**Task to carry out:** Copy all of the material below exactly.

=== Given data ===

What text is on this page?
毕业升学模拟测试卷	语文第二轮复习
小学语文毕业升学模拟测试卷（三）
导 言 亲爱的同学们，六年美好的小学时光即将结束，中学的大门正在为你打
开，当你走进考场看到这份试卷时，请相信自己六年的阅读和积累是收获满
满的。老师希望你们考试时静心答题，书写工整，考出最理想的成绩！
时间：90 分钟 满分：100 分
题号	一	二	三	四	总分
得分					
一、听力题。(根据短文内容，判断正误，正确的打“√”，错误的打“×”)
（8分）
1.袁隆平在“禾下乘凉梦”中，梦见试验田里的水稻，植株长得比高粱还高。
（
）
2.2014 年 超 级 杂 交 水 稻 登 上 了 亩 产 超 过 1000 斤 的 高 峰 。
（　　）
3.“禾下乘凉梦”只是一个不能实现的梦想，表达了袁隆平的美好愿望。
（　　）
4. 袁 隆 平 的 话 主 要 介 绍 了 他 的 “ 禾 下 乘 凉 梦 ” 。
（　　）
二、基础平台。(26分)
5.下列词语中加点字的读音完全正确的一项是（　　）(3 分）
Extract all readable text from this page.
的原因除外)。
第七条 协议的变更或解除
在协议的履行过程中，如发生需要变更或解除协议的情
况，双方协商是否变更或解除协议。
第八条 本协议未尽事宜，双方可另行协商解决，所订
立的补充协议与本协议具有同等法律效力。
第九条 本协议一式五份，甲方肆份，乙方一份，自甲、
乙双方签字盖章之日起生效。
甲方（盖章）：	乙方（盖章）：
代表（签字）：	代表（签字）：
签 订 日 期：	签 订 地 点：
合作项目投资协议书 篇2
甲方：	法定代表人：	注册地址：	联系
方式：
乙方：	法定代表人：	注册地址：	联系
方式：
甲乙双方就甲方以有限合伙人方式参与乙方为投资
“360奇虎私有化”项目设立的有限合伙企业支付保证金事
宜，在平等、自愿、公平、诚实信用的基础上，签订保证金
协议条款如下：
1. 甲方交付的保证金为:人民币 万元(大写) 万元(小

===

**Task solution:**
What text is on this page?
毕业升学模拟测试卷	语文第二轮复习
小学语文毕业升学模拟测试卷（三）
导 言 亲爱的同学们，六年美好的小学时光即将结束，中学的大门正在为你打
开，当你走进考场看到这份试卷时，请相信自己六年的阅读和积累是收获满
满的。老师希望你们考试时静心答题，书写工整，考出最理想的成绩！
时间：90 分钟 满分：100 分
题号	一	二	三	四	总分
得分					
一、听力题。(根据短文内容，判断正误，正确的打“√”，错误的打“×”)
（8分）
1.袁隆平在“禾下乘凉梦”中，梦见试验田里的水稻，植株长得比高粱还高。
（
）
2.2014 年 超 级 杂 交 水 稻 登 上 了 亩 产 超 过 1000 斤 的 高 峰 。
（　　）
3.“禾下乘凉梦”只是一个不能实现的梦想，表达了袁隆平的美好愿望。
（　　）
4. 袁 隆 平 的 话 主 要 介 绍 了 他 的 “ 禾 下 乘 凉 梦 ” 。
（　　）
二、基础平台。(26分)
5.下列词语中加点字的读音完全正确的一项是（　　）(3 分）
Extract all readable text from this page.
的原因除外)。
第七条 协议的变更或解除
在协议的履行过程中，如发生需要变更或解除协议的情
况，双方协商是否变更或解除协议。
第八条 本协议未尽事宜，双方可另行协商解决，所订
立的补充协议与本协议具有同等法律效力。
第九条 本协议一式五份，甲方肆份，乙方一份，自甲、
乙双方签字盖章之日起生效。
甲方（盖章）：	乙方（盖章）：
代表（签字）：	代表（签字）：
签 订 日 期：	签 订 地 点：
合作项目投资协议书 篇2
甲方：	法定代表人：	注册地址：	联系
方式：
乙方：	法定代表人：	注册地址：	联系
方式：
甲乙双方就甲方以有限合伙人方式参与乙方为投资
“360奇虎私有化”项目设立的有限合伙企业支付保证金事
宜，在平等、自愿、公平、诚实信用的基础上，签订保证金
协议条款如下：
1. 甲方交付的保证金为:人民币 万元(大写) 万元(小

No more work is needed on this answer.